Data lines.
----------
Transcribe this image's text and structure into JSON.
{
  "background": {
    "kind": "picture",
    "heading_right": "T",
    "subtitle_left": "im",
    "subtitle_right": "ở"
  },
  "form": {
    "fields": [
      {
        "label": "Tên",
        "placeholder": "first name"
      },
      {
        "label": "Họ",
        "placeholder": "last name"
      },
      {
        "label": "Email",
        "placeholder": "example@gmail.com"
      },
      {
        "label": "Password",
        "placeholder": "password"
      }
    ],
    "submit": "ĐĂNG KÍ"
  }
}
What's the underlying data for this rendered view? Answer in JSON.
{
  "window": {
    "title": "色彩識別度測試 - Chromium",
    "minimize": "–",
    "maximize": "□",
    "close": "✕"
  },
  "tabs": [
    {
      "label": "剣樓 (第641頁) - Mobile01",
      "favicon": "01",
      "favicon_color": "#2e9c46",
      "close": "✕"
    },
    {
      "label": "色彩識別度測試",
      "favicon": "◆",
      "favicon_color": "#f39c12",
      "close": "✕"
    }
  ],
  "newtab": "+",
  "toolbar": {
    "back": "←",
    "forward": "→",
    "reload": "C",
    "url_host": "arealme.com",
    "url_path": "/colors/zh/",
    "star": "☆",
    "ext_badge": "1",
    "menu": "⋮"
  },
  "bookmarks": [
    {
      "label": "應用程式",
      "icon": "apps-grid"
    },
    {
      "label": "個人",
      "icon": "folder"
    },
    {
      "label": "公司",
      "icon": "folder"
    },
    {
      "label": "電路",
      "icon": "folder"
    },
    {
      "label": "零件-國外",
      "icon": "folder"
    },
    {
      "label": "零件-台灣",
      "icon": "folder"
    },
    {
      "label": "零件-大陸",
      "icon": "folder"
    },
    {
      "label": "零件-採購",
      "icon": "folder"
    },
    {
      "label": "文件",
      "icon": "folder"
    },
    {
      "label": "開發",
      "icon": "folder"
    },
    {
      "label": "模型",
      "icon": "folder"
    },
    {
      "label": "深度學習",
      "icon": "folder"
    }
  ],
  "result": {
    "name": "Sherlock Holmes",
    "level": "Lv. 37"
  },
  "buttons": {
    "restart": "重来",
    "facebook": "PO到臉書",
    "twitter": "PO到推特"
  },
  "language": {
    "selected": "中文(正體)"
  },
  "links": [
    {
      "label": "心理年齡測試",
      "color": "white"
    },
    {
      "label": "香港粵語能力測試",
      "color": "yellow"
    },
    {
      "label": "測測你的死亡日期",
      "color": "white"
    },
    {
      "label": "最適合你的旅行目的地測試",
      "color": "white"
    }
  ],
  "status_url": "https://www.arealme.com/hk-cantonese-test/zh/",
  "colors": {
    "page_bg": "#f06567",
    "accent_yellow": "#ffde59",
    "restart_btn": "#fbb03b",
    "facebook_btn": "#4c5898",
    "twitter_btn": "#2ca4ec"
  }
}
----------
Task prompt.
Go through the data above and find the lines with the word "placeholder". Copy each of those lines.

The reply.
        "placeholder": "first name"
        "placeholder": "last name"
        "placeholder": "example@gmail.com"
        "placeholder": "password"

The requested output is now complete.